Records for processing ::
┄┄┄┄┄┄┄┄┄┄

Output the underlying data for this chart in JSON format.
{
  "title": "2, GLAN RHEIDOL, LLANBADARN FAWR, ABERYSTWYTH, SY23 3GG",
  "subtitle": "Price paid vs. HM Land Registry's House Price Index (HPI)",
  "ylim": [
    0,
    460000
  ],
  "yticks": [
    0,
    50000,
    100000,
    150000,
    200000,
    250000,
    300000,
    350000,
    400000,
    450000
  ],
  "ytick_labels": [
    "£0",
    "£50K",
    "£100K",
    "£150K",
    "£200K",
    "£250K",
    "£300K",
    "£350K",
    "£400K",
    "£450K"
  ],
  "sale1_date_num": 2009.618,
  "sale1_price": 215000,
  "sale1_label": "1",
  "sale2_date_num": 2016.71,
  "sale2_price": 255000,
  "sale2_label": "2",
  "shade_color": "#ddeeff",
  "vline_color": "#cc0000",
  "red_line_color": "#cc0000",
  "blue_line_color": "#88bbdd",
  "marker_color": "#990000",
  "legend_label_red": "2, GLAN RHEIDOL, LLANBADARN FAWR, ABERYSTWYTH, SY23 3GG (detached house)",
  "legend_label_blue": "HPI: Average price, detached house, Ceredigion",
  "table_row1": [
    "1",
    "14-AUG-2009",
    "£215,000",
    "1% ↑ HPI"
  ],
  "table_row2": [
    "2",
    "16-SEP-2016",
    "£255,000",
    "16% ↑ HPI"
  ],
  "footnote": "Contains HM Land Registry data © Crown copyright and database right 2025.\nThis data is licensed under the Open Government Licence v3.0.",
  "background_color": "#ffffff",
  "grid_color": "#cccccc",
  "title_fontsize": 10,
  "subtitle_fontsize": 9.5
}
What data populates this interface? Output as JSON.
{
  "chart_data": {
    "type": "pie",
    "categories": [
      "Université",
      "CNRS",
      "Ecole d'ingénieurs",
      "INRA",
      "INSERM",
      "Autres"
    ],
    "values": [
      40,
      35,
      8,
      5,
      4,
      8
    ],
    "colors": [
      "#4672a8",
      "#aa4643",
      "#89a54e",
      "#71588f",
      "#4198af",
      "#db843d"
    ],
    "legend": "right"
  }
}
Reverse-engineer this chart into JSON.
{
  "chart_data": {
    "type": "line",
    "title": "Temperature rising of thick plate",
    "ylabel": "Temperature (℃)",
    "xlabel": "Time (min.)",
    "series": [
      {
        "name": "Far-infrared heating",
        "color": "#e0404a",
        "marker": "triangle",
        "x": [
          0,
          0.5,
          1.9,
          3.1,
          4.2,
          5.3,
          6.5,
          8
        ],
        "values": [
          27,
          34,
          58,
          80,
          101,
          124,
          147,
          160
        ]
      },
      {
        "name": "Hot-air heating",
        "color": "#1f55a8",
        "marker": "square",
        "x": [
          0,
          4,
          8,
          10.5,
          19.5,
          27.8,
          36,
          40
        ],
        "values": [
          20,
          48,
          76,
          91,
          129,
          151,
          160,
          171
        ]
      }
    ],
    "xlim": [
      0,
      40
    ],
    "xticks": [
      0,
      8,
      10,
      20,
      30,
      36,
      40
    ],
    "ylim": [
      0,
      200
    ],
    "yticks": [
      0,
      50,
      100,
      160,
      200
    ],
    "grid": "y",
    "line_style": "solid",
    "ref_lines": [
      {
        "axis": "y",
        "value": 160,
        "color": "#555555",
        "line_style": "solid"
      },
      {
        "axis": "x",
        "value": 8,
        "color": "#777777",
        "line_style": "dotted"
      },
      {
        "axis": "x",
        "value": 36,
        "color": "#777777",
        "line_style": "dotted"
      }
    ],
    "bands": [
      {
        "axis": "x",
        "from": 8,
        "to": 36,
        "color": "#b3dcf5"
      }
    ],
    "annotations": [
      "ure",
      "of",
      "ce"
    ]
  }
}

┄┄┄┄┄┄┄┄┄┄

Work to complete ::
Of the lines above, copy each that contains "detached".

Task response ::
  "legend_label_red": "2, GLAN RHEIDOL, LLANBADARN FAWR, ABERYSTWYTH, SY23 3GG (detached house)",
  "legend_label_blue": "HPI: Average price, detached house, Ceredigion",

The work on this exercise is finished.